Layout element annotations
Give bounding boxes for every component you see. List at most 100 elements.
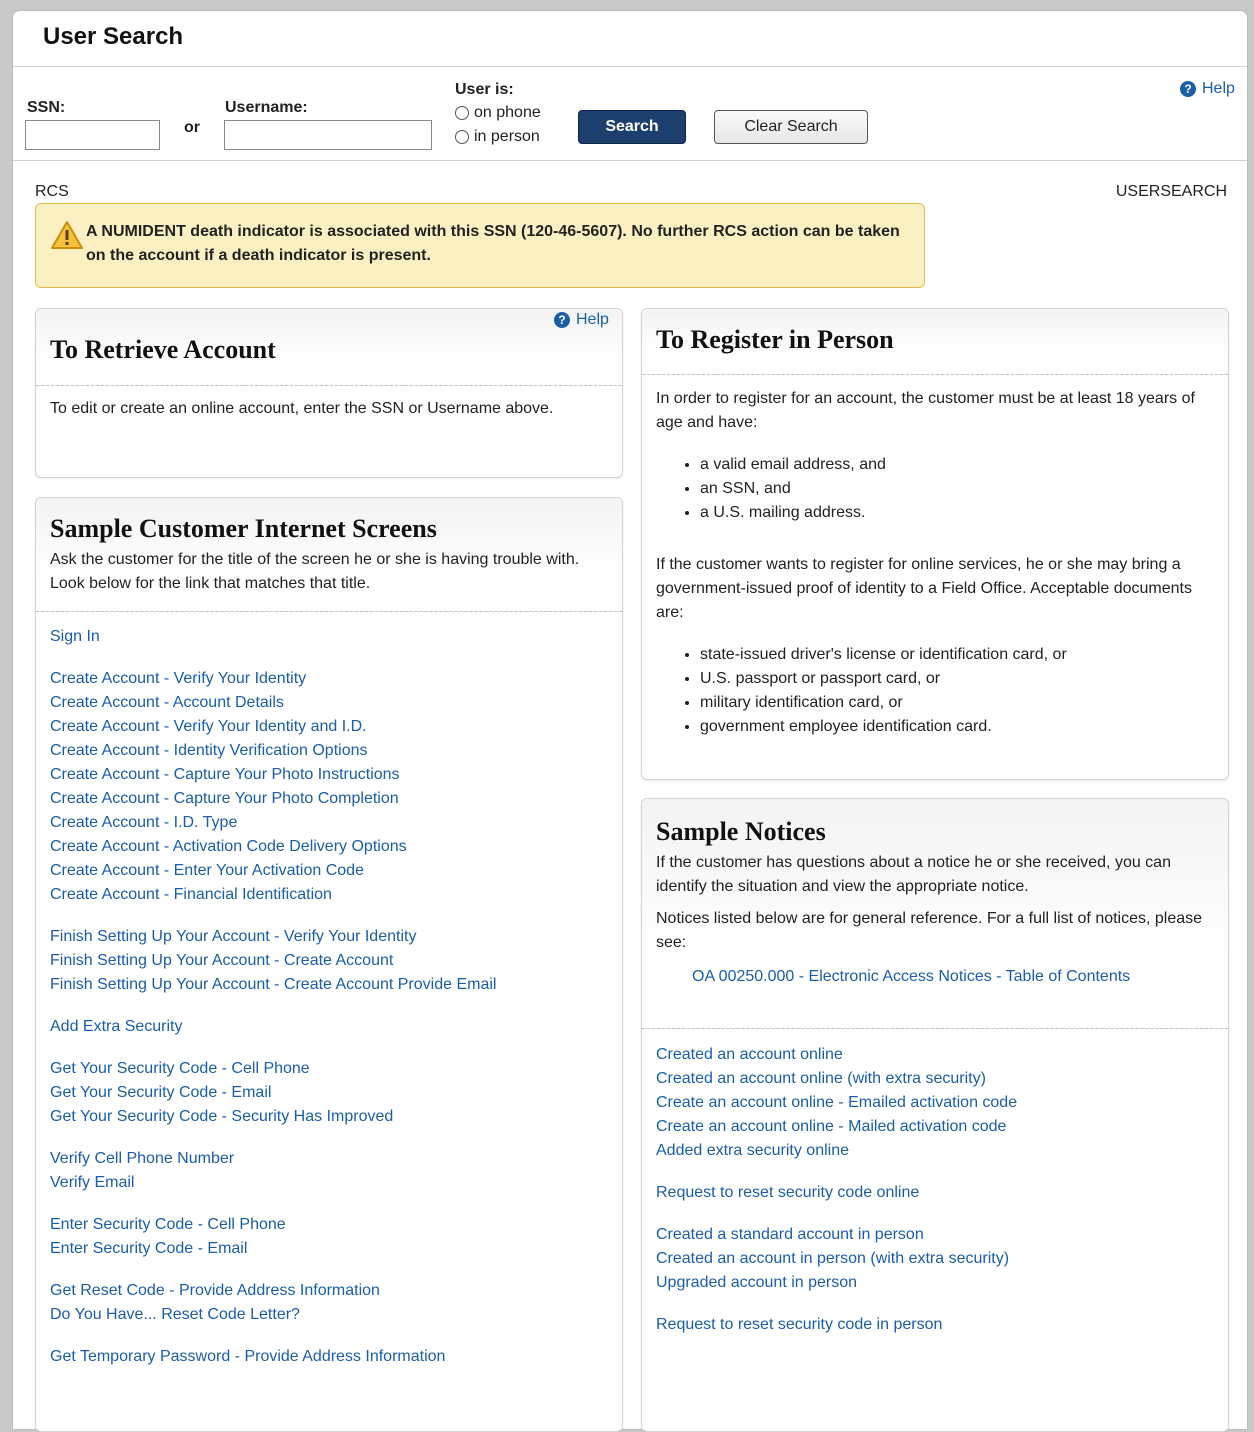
nav-link[interactable]: Create Account - Identity Verification O… <box>50 739 610 763</box>
link-group: Request to reset security code in person <box>656 1313 1216 1337</box>
nav-link[interactable]: Sign In <box>50 625 610 649</box>
retrieve-account-body: To edit or create an online account, ent… <box>50 400 554 417</box>
sample-notices-title: Sample Notices <box>656 817 826 846</box>
nav-link[interactable]: Create an account online - Mailed activa… <box>656 1115 1216 1139</box>
link-group: Create Account - Verify Your Identity Cre… <box>50 667 610 907</box>
sample-notices-subtitle: If the customer has questions about a no… <box>656 854 1171 895</box>
username-input[interactable] <box>224 120 432 150</box>
nav-link[interactable]: Create Account - Financial Identificatio… <box>50 883 610 907</box>
field-office-text: If the customer wants to register for on… <box>656 556 1192 621</box>
help-icon: ? <box>554 312 570 328</box>
sample-screens-links: Sign In Create Account - Verify Your Iden… <box>50 625 610 1387</box>
list-item: state-issued driver's license or identif… <box>700 643 1216 667</box>
nav-link[interactable]: Request to reset security code in person <box>656 1313 1216 1337</box>
list-item: a U.S. mailing address. <box>700 501 1216 525</box>
radio-circle-icon[interactable] <box>455 106 469 120</box>
link-group: Verify Cell Phone Number Verify Email <box>50 1147 610 1195</box>
documents-list: state-issued driver's license or identif… <box>642 643 1216 739</box>
nav-link[interactable]: Create Account - Verify Your Identity an… <box>50 715 610 739</box>
radio-in-person[interactable]: in person <box>455 128 540 146</box>
sample-screens-title: Sample Customer Internet Screens <box>50 514 437 543</box>
title-bar: User Search <box>13 11 1247 67</box>
nav-link[interactable]: Get Temporary Password - Provide Address… <box>50 1345 610 1369</box>
nav-link[interactable]: Enter Security Code - Cell Phone <box>50 1213 610 1237</box>
nav-link[interactable]: Get Your Security Code - Security Has Im… <box>50 1105 610 1129</box>
nav-link[interactable]: Verify Cell Phone Number <box>50 1147 610 1171</box>
nav-link[interactable]: Added extra security online <box>656 1139 1216 1163</box>
link-group: Enter Security Code - Cell Phone Enter Se… <box>50 1213 610 1261</box>
link-group: Get Reset Code - Provide Address Informa… <box>50 1279 610 1327</box>
sample-notices-panel: Sample Notices If the customer has quest… <box>641 798 1229 1432</box>
nav-link[interactable]: Upgraded account in person <box>656 1271 1216 1295</box>
or-text: or <box>184 119 200 136</box>
sample-notices-reference: Notices listed below are for general ref… <box>656 910 1203 951</box>
list-item: an SSN, and <box>700 477 1216 501</box>
alert-message: A NUMIDENT death indicator is associated… <box>86 223 900 264</box>
help-icon: ? <box>1180 81 1196 97</box>
ssn-input[interactable] <box>25 120 160 150</box>
radio-circle-icon[interactable] <box>455 130 469 144</box>
retrieve-account-title: To Retrieve Account <box>50 335 276 364</box>
register-in-person-title: To Register in Person <box>656 325 894 354</box>
nav-link[interactable]: Create Account - Enter Your Activation C… <box>50 859 610 883</box>
nav-link[interactable]: Created an account online <box>656 1043 1216 1067</box>
radio-on-phone-label: on phone <box>474 104 541 121</box>
nav-link[interactable]: Create Account - I.D. Type <box>50 811 610 835</box>
page-title: User Search <box>43 23 184 50</box>
warning-icon <box>51 221 83 249</box>
sample-screens-subtitle: Ask the customer for the title of the sc… <box>50 551 580 592</box>
retrieve-account-panel: To Retrieve Account ? Help To edit or cr… <box>35 308 623 478</box>
nav-link[interactable]: Created an account online (with extra se… <box>656 1067 1216 1091</box>
nav-link[interactable]: Create Account - Activation Code Deliver… <box>50 835 610 859</box>
link-group: Sign In <box>50 625 610 649</box>
nav-link[interactable]: Created an account in person (with extra… <box>656 1247 1216 1271</box>
help-link-retrieve[interactable]: ? Help <box>554 311 609 329</box>
list-item: military identification card, or <box>700 691 1216 715</box>
radio-on-phone[interactable]: on phone <box>455 104 541 122</box>
link-group: Get Your Security Code - Cell Phone Get Y… <box>50 1057 610 1129</box>
link-group: Created a standard account in person Crea… <box>656 1223 1216 1295</box>
nav-link[interactable]: Do You Have... Reset Code Letter? <box>50 1303 610 1327</box>
nav-link[interactable]: Create Account - Account Details <box>50 691 610 715</box>
context-rcs: RCS <box>35 183 69 200</box>
clear-search-button[interactable]: Clear Search <box>714 110 868 144</box>
nav-link[interactable]: Enter Security Code - Email <box>50 1237 610 1261</box>
retrieve-account-header: To Retrieve Account ? Help <box>36 309 622 386</box>
context-usersearch: USERSEARCH <box>1115 183 1227 200</box>
link-group: Finish Setting Up Your Account - Verify … <box>50 925 610 997</box>
nav-link[interactable]: Create Account - Verify Your Identity <box>50 667 610 691</box>
sample-notices-header: Sample Notices If the customer has quest… <box>642 799 1228 1029</box>
list-item: government employee identification card. <box>700 715 1216 739</box>
death-indicator-alert: A NUMIDENT death indicator is associated… <box>35 203 925 288</box>
nav-link[interactable]: Finish Setting Up Your Account - Create … <box>50 973 610 997</box>
register-intro: In order to register for an account, the… <box>656 390 1195 431</box>
nav-link[interactable]: Create Account - Capture Your Photo Comp… <box>50 787 610 811</box>
list-item: U.S. passport or passport card, or <box>700 667 1216 691</box>
nav-link[interactable]: Get Your Security Code - Email <box>50 1081 610 1105</box>
ssn-label: SSN: <box>27 99 66 116</box>
nav-link[interactable]: Create an account online - Emailed activ… <box>656 1091 1216 1115</box>
nav-link[interactable]: Created a standard account in person <box>656 1223 1216 1247</box>
nav-link[interactable]: Add Extra Security <box>50 1015 610 1039</box>
nav-link[interactable]: Request to reset security code online <box>656 1181 1216 1205</box>
list-item: a valid email address, and <box>700 453 1216 477</box>
user-is-label: User is: <box>455 81 514 98</box>
radio-in-person-label: in person <box>474 128 540 145</box>
sample-screens-panel: Sample Customer Internet Screens Ask the… <box>35 497 623 1432</box>
help-link-top[interactable]: ? Help <box>1180 80 1235 98</box>
link-group: Request to reset security code online <box>656 1181 1216 1205</box>
sample-screens-header: Sample Customer Internet Screens Ask the… <box>36 498 622 612</box>
nav-link[interactable]: Get Reset Code - Provide Address Informa… <box>50 1279 610 1303</box>
search-bar: SSN: or Username: User is: on phone in p… <box>13 67 1247 161</box>
notices-toc-link[interactable]: OA 00250.000 - Electronic Access Notices… <box>692 965 1130 989</box>
register-in-person-body: In order to register for an account, the… <box>656 387 1216 739</box>
register-in-person-header: To Register in Person <box>642 309 1228 375</box>
search-button[interactable]: Search <box>578 110 686 144</box>
nav-link[interactable]: Verify Email <box>50 1171 610 1195</box>
username-label: Username: <box>225 99 308 116</box>
help-label: Help <box>576 311 609 328</box>
nav-link[interactable]: Finish Setting Up Your Account - Verify … <box>50 925 610 949</box>
nav-link[interactable]: Finish Setting Up Your Account - Create … <box>50 949 610 973</box>
nav-link[interactable]: Create Account - Capture Your Photo Inst… <box>50 763 610 787</box>
nav-link[interactable]: Get Your Security Code - Cell Phone <box>50 1057 610 1081</box>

=== Set exercise ===
Format every row above as a JSON list of strings, with one string per line and no blank lines. Leave the pictures out of the list.

=== Response ===
[
  "Give bounding boxes for every component you see. List at most 100 elements.",
  "nav-link[interactable]: Create Account - Identity Verification O… <box>50 739 610 763</box>",
  "link-group: Request to reset security code in person <box>656 1313 1216 1337</box>",
  "nav-link[interactable]: Sign In <box>50 625 610 649</box>",
  "retrieve-account-body: To edit or create an online account, ent… <box>50 400 554 417</box>",
  "sample-notices-title: Sample Notices <box>656 817 826 846</box>",
  "nav-link[interactable]: Create an account online - Mailed activa… <box>656 1115 1216 1139</box>",
  "link-group: Create Account - Verify Your Identity Cre… <box>50 667 610 907</box>",
  "sample-notices-subtitle: If the customer has questions about a no… <box>656 854 1171 895</box>",
  "username-input[interactable] <box>224 120 432 150</box>",
  "nav-link[interactable]: Create Account - Financial Identificatio… <box>50 883 610 907</box>",
  "field-office-text: If the customer wants to register for on… <box>656 556 1192 621</box>",
  "help-icon: ? <box>554 312 570 328</box>",
  "sample-screens-links: Sign In Create Account - Verify Your Iden… <box>50 625 610 1387</box>",
  "list-item: state-issued driver's license or identif… <box>700 643 1216 667</box>",
  "nav-link[interactable]: Request to reset security code in person <box>656 1313 1216 1337</box>",
  "list-item: a U.S. mailing address. <box>700 501 1216 525</box>",
  "radio-circle-icon[interactable] <box>455 106 469 120</box>",
  "link-group: Verify Cell Phone Number Verify Email <box>50 1147 610 1195</box>",
  "documents-list: state-issued driver's license or identif… <box>642 643 1216 739</box>",
  "nav-link[interactable]: Create Account - Verify Your Identity an… <box>50 715 610 739</box>",
  "radio-in-person[interactable]: in person <box>455 128 540 146</box>",
  "sample-screens-title: Sample Customer Internet Screens <box>50 514 437 543</box>",
  "title-bar: User Search <box>13 11 1247 67</box>",
  "nav-link[interactable]: Get Temporary Password - Provide Address… <box>50 1345 610 1369</box>",
  "nav-link[interactable]: Enter Security Code - Cell Phone <box>50 1213 610 1237</box>",
  "nav-link[interactable]: Get Your Security Code - Security Has Im… <box>50 1105 610 1129</box>",
  "nav-link[interactable]: Verify Cell Phone Number <box>50 1147 610 1171</box>",
  "nav-link[interactable]: Added extra security online <box>656 1139 1216 1163</box>",
  "link-group: Enter Security Code - Cell Phone Enter Se… <box>50 1213 610 1261</box>",
  "link-group: Get Reset Code - Provide Address Informa… <box>50 1279 610 1327</box>",
  "sample-notices-panel: Sample Notices If the customer has quest… <box>641 798 1229 1432</box>",
  "nav-link[interactable]: Upgraded account in person <box>656 1271 1216 1295</box>",
  "or-text: or <box>184 119 200 136</box>",
  "sample-notices-reference: Notices listed below are for general ref… <box>656 910 1203 951</box>",
  "list-item: an SSN, and <box>700 477 1216 501</box>",
  "alert-message: A NUMIDENT death indicator is associated… <box>86 223 900 264</box>",
  "help-icon: ? <box>1180 81 1196 97</box>",
  "ssn-input[interactable] <box>25 120 160 150</box>",
  "radio-circle-icon[interactable] <box>455 130 469 144</box>",
  "retrieve-account-title: To Retrieve Account <box>50 335 276 364</box>",
  "register-in-person-title: To Register in Person <box>656 325 894 354</box>",
  "nav-link[interactable]: Create Account - Enter Your Activation C… <box>50 859 610 883</box>",
  "nav-link[interactable]: Created an account online <box>656 1043 1216 1067</box>",
  "radio-on-phone-label: on phone <box>474 104 541 121</box>",
  "nav-link[interactable]: Create Account - I.D. Type <box>50 811 610 835</box>",
  "page-title: User Search <box>43 23 184 50</box>",
  "warning-icon <box>51 221 83 249</box>",
  "sample-screens-subtitle: Ask the customer for the title of the sc… <box>50 551 580 592</box>",
  "retrieve-account-panel: To Retrieve Account ? Help To edit or cr… <box>35 308 623 478</box>",
  "nav-link[interactable]: Created an account online (with extra se… <box>656 1067 1216 1091</box>",
  "nav-link[interactable]: Create Account - Activation Code Deliver… <box>50 835 610 859</box>",
  "link-group: Sign In <box>50 625 610 649</box>",
  "nav-link[interactable]: Created an account in person (with extra… <box>656 1247 1216 1271</box>",
  "help-link-retrieve[interactable]: ? Help <box>554 311 609 329</box>",
  "list-item: military identification card, or <box>700 691 1216 715</box>",
  "radio-on-phone[interactable]: on phone <box>455 104 541 122</box>",
  "link-group: Get Your Security Code - Cell Phone Get Y… <box>50 1057 610 1129</box>",
  "link-group: Created a standard account in person Crea… <box>656 1223 1216 1295</box>",
  "nav-link[interactable]: Do You Have... Reset Code Letter? <box>50 1303 610 1327</box>",
  "nav-link[interactable]: Create Account - Account Details <box>50 691 610 715</box>",
  "context-rcs: RCS <box>35 183 69 200</box>",
  "clear-search-button[interactable]: Clear Search <box>714 110 868 144</box>",
  "nav-link[interactable]: Enter Security Code - Email <box>50 1237 610 1261</box>",
  "retrieve-account-header: To Retrieve Account ? Help <box>36 309 622 386</box>",
  "context-usersearch: USERSEARCH <box>1115 183 1227 200</box>",
  "link-group: Finish Setting Up Your Account - Verify … <box>50 925 610 997</box>",
  "nav-link[interactable]: Create Account - Verify Your Identity <box>50 667 610 691</box>",
  "sample-notices-header: Sample Notices If the customer has quest… <box>642 799 1228 1029</box>",
  "list-item: government employee identification card. <box>700 715 1216 739</box>",
  "death-indicator-alert: A NUMIDENT death indicator is associated… <box>35 203 925 288</box>",
  "nav-link[interactable]: Finish Setting Up Your Account - Create … <box>50 973 610 997</box>",
  "register-intro: In order to register for an account, the… <box>656 390 1195 431</box>",
  "nav-link[interactable]: Create Account - Capture Your Photo Comp… <box>50 787 610 811</box>",
  "list-item: U.S. passport or passport card, or <box>700 667 1216 691</box>",
  "nav-link[interactable]: Get Your Security Code - Email <box>50 1081 610 1105</box>",
  "ssn-label: SSN: <box>27 99 66 116</box>",
  "nav-link[interactable]: Create an account online - Emailed activ… <box>656 1091 1216 1115</box>",
  "nav-link[interactable]: Created a standard account in person <box>656 1223 1216 1247</box>",
  "nav-link[interactable]: Add Extra Security <box>50 1015 610 1039</box>",
  "nav-link[interactable]: Request to reset security code online <box>656 1181 1216 1205</box>",
  "list-item: a valid email address, and <box>700 453 1216 477</box>",
  "user-is-label: User is: <box>455 81 514 98</box>",
  "radio-in-person-label: in person <box>474 128 540 145</box>",
  "sample-screens-panel: Sample Customer Internet Screens Ask the… <box>35 497 623 1432</box>",
  "help-link-top[interactable]: ? Help <box>1180 80 1235 98</box>",
  "link-group: Request to reset security code online <box>656 1181 1216 1205</box>",
  "sample-screens-header: Sample Customer Internet Screens Ask the… <box>36 498 622 612</box>",
  "nav-link[interactable]: Get Reset Code - Provide Address Informa… <box>50 1279 610 1303</box>",
  "search-bar: SSN: or Username: User is: on phone in p… <box>13 67 1247 161</box>",
  "notices-toc-link[interactable]: OA 00250.000 - Electronic Access Notices… <box>692 965 1130 989</box>",
  "register-in-person-body: In order to register for an account, the… <box>656 387 1216 739</box>",
  "register-in-person-header: To Register in Person <box>642 309 1228 375</box>",
  "search-button[interactable]: Search <box>578 110 686 144</box>",
  "nav-link[interactable]: Verify Email <box>50 1171 610 1195</box>",
  "username-label: Username: <box>225 99 308 116</box>",
  "help-label: Help <box>576 311 609 328</box>",
  "nav-link[interactable]: Finish Setting Up Your Account - Verify … <box>50 925 610 949</box>",
  "nav-link[interactable]: Finish Setting Up Your Account - Create … <box>50 949 610 973</box>",
  "nav-link[interactable]: Create Account - Capture Your Photo Inst… <box>50 763 610 787</box>",
  "nav-link[interactable]: Get Your Security Code - Cell Phone <box>50 1057 610 1081</box>"
]